_Exercise objective_. Copy every line that holds "page".

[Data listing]
-- Start --

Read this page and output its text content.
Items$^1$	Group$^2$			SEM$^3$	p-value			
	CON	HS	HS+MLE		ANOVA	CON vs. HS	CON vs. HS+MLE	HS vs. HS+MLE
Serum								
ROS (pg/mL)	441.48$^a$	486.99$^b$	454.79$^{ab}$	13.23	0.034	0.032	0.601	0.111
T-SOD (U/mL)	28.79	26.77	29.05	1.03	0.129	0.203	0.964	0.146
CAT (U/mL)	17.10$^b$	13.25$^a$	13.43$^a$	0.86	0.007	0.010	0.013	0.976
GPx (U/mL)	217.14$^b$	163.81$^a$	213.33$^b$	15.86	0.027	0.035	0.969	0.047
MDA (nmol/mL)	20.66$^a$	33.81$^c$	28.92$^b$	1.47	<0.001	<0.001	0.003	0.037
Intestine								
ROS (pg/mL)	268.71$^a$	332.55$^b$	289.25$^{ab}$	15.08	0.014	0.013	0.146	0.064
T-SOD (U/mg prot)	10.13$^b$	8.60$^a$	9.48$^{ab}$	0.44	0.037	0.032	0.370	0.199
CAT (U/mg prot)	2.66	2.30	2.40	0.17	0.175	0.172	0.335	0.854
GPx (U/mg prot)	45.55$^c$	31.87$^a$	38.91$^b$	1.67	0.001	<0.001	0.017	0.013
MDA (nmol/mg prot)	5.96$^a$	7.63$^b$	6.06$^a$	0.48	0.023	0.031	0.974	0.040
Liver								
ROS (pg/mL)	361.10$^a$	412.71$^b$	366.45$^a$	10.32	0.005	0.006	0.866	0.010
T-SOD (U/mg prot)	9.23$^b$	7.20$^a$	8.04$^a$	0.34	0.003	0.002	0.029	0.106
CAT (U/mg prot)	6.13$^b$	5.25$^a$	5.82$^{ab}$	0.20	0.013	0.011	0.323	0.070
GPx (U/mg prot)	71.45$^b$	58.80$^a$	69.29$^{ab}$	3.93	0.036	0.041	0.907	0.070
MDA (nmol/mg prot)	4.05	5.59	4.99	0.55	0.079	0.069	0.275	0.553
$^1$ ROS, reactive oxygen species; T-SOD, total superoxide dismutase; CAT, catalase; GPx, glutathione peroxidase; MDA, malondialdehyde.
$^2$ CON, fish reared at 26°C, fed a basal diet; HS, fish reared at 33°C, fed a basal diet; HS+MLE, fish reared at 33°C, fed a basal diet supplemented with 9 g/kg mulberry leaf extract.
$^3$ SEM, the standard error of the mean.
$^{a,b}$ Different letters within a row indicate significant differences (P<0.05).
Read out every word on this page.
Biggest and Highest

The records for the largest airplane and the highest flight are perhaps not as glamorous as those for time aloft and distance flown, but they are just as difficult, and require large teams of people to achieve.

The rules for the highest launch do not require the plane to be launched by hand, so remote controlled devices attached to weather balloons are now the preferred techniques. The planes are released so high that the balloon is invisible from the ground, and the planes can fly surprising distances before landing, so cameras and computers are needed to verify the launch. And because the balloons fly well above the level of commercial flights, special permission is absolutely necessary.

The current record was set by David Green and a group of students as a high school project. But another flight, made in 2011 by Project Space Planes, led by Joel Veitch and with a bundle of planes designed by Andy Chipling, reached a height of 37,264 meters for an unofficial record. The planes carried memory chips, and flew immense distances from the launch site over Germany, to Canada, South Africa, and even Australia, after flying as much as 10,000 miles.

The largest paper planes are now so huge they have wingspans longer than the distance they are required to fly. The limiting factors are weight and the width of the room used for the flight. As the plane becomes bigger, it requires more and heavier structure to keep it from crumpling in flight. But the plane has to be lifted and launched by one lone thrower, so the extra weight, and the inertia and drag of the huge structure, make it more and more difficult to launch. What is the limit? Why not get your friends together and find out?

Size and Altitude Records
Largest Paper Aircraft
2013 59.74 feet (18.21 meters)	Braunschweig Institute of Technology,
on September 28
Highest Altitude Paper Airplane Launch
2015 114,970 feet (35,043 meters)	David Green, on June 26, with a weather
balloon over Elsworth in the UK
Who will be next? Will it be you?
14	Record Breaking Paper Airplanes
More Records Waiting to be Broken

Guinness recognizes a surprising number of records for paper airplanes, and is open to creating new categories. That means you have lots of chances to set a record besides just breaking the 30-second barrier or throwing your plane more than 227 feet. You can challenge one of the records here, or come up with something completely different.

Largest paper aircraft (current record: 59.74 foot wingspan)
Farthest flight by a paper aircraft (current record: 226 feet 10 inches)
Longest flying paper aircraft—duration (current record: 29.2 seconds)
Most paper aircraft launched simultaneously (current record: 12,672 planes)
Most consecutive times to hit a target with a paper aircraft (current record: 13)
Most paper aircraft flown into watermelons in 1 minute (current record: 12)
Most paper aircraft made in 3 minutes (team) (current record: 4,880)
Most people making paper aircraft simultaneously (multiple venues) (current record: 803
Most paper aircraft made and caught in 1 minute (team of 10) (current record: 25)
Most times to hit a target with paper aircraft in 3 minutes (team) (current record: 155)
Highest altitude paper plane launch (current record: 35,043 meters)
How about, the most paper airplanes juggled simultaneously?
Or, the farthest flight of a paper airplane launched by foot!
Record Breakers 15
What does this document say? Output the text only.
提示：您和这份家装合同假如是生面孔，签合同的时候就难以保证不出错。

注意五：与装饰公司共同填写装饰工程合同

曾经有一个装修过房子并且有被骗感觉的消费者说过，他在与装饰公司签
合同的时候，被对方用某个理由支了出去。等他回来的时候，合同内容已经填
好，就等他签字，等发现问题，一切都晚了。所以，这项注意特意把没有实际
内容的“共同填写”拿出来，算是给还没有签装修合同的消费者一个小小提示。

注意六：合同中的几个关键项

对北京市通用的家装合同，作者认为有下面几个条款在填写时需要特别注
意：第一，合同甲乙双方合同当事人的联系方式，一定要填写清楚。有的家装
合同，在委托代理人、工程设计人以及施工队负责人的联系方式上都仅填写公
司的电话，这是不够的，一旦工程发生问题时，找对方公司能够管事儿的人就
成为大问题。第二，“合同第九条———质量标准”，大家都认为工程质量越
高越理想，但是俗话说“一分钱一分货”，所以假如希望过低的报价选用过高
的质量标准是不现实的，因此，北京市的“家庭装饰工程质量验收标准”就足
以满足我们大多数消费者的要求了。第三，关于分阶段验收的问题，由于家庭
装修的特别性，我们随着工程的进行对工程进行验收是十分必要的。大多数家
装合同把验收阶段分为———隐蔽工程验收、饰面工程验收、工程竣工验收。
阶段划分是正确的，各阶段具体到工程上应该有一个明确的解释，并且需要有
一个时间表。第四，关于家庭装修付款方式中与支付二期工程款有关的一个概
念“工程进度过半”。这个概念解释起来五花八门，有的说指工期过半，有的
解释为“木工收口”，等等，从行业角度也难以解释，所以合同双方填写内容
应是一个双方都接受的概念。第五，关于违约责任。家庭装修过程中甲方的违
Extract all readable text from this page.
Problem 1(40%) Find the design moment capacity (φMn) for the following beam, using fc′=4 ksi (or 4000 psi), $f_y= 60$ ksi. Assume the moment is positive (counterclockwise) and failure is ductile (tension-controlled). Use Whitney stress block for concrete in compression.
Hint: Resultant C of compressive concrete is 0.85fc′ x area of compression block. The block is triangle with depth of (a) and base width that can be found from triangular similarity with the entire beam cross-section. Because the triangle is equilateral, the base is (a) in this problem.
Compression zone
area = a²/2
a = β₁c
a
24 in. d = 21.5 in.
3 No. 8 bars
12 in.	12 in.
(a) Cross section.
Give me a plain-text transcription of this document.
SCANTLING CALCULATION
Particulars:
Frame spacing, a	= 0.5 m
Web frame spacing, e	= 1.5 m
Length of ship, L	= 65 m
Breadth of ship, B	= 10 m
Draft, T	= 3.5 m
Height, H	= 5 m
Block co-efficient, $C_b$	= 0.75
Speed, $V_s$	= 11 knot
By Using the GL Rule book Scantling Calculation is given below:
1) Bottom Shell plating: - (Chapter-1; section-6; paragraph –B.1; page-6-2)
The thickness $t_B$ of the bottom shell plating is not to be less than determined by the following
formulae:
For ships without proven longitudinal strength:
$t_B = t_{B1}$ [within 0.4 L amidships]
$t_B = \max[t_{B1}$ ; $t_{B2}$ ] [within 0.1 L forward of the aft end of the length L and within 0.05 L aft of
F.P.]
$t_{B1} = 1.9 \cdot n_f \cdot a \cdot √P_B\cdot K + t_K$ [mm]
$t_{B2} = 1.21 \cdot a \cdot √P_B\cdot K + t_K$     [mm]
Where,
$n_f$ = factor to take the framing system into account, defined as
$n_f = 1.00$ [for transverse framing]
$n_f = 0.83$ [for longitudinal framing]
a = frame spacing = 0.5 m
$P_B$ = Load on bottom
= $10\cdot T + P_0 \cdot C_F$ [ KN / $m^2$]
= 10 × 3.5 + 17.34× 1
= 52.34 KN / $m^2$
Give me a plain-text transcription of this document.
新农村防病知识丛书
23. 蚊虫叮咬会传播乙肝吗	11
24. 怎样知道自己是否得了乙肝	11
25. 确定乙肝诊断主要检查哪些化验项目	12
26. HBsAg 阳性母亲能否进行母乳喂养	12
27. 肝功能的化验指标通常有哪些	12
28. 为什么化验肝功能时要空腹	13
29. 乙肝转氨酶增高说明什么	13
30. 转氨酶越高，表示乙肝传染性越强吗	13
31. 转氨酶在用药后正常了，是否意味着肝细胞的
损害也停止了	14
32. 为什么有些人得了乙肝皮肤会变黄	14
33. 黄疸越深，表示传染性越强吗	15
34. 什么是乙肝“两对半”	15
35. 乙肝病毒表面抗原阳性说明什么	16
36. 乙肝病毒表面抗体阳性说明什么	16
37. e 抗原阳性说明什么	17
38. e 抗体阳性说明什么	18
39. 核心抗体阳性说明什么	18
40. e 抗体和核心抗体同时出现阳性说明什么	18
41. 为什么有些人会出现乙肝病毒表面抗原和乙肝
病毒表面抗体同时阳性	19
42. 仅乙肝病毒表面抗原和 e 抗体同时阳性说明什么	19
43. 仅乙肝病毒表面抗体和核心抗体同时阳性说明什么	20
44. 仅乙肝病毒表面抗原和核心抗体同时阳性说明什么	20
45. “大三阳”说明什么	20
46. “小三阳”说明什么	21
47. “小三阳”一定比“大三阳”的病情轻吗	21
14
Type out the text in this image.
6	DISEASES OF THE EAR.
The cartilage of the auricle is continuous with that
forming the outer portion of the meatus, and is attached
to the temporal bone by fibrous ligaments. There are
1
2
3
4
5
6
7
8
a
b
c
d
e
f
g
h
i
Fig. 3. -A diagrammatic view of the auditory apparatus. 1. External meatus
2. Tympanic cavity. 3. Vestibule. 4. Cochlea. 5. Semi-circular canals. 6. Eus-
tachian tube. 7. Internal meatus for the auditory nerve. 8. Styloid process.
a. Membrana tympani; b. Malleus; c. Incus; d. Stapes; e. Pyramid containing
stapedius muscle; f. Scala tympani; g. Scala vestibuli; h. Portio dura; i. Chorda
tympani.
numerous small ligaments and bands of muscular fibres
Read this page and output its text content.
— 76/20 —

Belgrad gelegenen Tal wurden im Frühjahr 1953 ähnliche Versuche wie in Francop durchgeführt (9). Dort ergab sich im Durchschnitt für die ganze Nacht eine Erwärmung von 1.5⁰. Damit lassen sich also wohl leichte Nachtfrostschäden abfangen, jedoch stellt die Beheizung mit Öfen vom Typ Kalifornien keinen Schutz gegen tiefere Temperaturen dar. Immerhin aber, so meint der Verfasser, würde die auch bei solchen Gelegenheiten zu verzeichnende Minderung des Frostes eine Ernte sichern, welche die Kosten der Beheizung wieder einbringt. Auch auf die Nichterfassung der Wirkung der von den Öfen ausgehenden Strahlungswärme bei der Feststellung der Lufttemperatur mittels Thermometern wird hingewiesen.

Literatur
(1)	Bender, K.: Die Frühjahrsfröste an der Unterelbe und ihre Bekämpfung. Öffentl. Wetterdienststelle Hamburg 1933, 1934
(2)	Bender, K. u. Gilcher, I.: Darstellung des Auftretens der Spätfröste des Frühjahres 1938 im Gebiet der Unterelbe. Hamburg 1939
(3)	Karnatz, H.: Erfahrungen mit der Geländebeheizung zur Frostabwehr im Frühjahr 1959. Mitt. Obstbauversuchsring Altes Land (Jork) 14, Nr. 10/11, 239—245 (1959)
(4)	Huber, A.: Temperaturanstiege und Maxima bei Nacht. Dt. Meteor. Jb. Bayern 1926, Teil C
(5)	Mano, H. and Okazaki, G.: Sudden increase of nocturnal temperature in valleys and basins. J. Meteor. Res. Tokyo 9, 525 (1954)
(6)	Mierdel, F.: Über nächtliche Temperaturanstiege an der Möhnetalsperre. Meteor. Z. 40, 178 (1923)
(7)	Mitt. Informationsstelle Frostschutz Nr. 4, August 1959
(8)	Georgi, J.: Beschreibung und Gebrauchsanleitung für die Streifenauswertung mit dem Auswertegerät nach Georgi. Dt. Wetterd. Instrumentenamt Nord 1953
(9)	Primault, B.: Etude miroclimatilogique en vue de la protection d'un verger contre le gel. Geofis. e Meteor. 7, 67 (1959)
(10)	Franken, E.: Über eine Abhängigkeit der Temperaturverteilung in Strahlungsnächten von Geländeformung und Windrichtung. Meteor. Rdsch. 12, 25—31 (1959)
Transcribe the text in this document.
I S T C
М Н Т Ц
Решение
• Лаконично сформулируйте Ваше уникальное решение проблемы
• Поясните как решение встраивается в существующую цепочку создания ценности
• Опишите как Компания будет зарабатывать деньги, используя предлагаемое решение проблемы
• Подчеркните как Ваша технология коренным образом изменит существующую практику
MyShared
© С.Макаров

-- End --

_Exercise response_.
Read this page and output its text content.
Read out every word on this page.
Extract all readable text from this page.
1) Bottom Shell plating: - (Chapter-1; section-6; paragraph –B.1; page-6-2)
Read this page and output its text content.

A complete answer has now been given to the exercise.